**What you should do**
The listing below must be repeated word for word, with its images excluded.

**Dataset**
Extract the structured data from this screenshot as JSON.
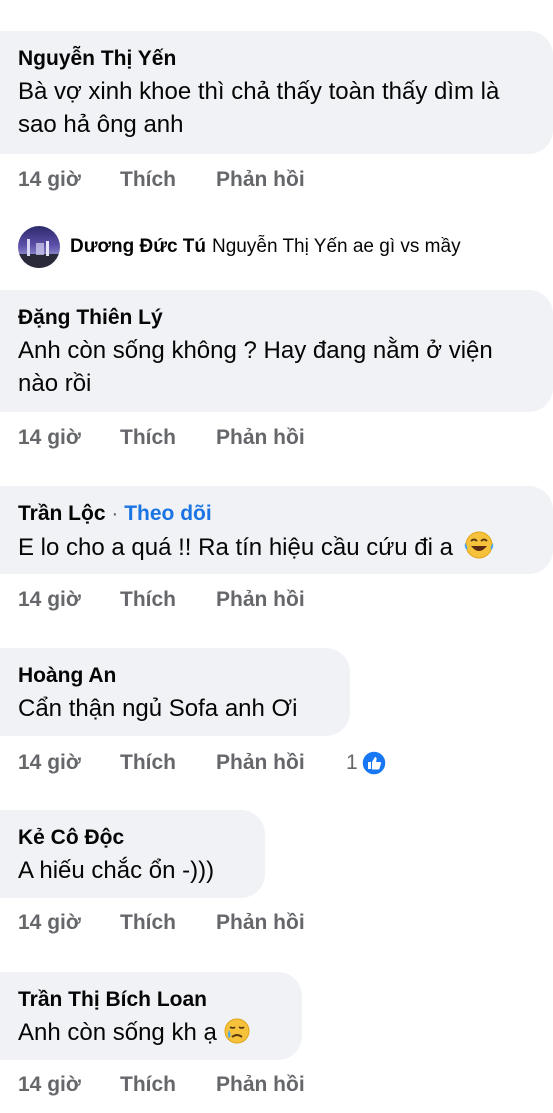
{
  "comments": [
    {
      "name": "Nguyễn Thị Yến",
      "text_lines": [
        "Bà vợ xinh khoe thì chả thấy toàn thấy dìm là",
        "sao hả ông anh"
      ],
      "time": "14 giờ",
      "like": "Thích",
      "reply": "Phản hồi"
    },
    {
      "name": "Đặng Thiên Lý",
      "text_lines": [
        "Anh còn sống không ? Hay đang nằm ở viện",
        "nào rồi"
      ],
      "time": "14 giờ",
      "like": "Thích",
      "reply": "Phản hồi"
    },
    {
      "name": "Trần Lộc",
      "separator": "·",
      "follow": "Theo dõi",
      "text": "E lo cho a quá !! Ra tín hiệu cầu cứu đi a",
      "emoji": "laughing-tears-emoji",
      "time": "14 giờ",
      "like": "Thích",
      "reply": "Phản hồi"
    },
    {
      "name": "Hoàng An",
      "text": "Cẩn thận ngủ Sofa anh Ơi",
      "time": "14 giờ",
      "like": "Thích",
      "reply": "Phản hồi",
      "reaction_count": "1",
      "reaction_icon": "like-icon"
    },
    {
      "name": "Kẻ Cô Độc",
      "text": "A hiếu chắc ổn -)))",
      "time": "14 giờ",
      "like": "Thích",
      "reply": "Phản hồi"
    },
    {
      "name": "Trần Thị Bích Loan",
      "text": "Anh còn sống kh ạ",
      "emoji": "crying-face-emoji",
      "time": "14 giờ",
      "like": "Thích",
      "reply": "Phản hồi"
    }
  ],
  "reply": {
    "name": "Dương Đức Tú",
    "text": "Nguyễn Thị Yến ae gì vs mầy",
    "avatar": "avatar"
  },
  "colors": {
    "bubble": "#f0f2f5",
    "meta": "#65676b",
    "link": "#1b74e4",
    "like_blue": "#1877f2"
  }
}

**Task answer**
Extract the structured data from this screenshot as JSON.
{
  "comments": [
    {
      "name": "Nguyễn Thị Yến",
      "text_lines": [
        "Bà vợ xinh khoe thì chả thấy toàn thấy dìm là",
        "sao hả ông anh"
      ],
      "time": "14 giờ",
      "like": "Thích",
      "reply": "Phản hồi"
    },
    {
      "name": "Đặng Thiên Lý",
      "text_lines": [
        "Anh còn sống không ? Hay đang nằm ở viện",
        "nào rồi"
      ],
      "time": "14 giờ",
      "like": "Thích",
      "reply": "Phản hồi"
    },
    {
      "name": "Trần Lộc",
      "separator": "·",
      "follow": "Theo dõi",
      "text": "E lo cho a quá !! Ra tín hiệu cầu cứu đi a",
      "emoji": "laughing-tears-emoji",
      "time": "14 giờ",
      "like": "Thích",
      "reply": "Phản hồi"
    },
    {
      "name": "Hoàng An",
      "text": "Cẩn thận ngủ Sofa anh Ơi",
      "time": "14 giờ",
      "like": "Thích",
      "reply": "Phản hồi",
      "reaction_count": "1",
      "reaction_icon": "like-icon"
    },
    {
      "name": "Kẻ Cô Độc",
      "text": "A hiếu chắc ổn -)))",
      "time": "14 giờ",
      "like": "Thích",
      "reply": "Phản hồi"
    },
    {
      "name": "Trần Thị Bích Loan",
      "text": "Anh còn sống kh ạ",
      "emoji": "crying-face-emoji",
      "time": "14 giờ",
      "like": "Thích",
      "reply": "Phản hồi"
    }
  ],
  "reply": {
    "name": "Dương Đức Tú",
    "text": "Nguyễn Thị Yến ae gì vs mầy",
    "avatar": "avatar"
  },
  "colors": {
    "bubble": "#f0f2f5",
    "meta": "#65676b",
    "link": "#1b74e4",
    "like_blue": "#1877f2"
  }
}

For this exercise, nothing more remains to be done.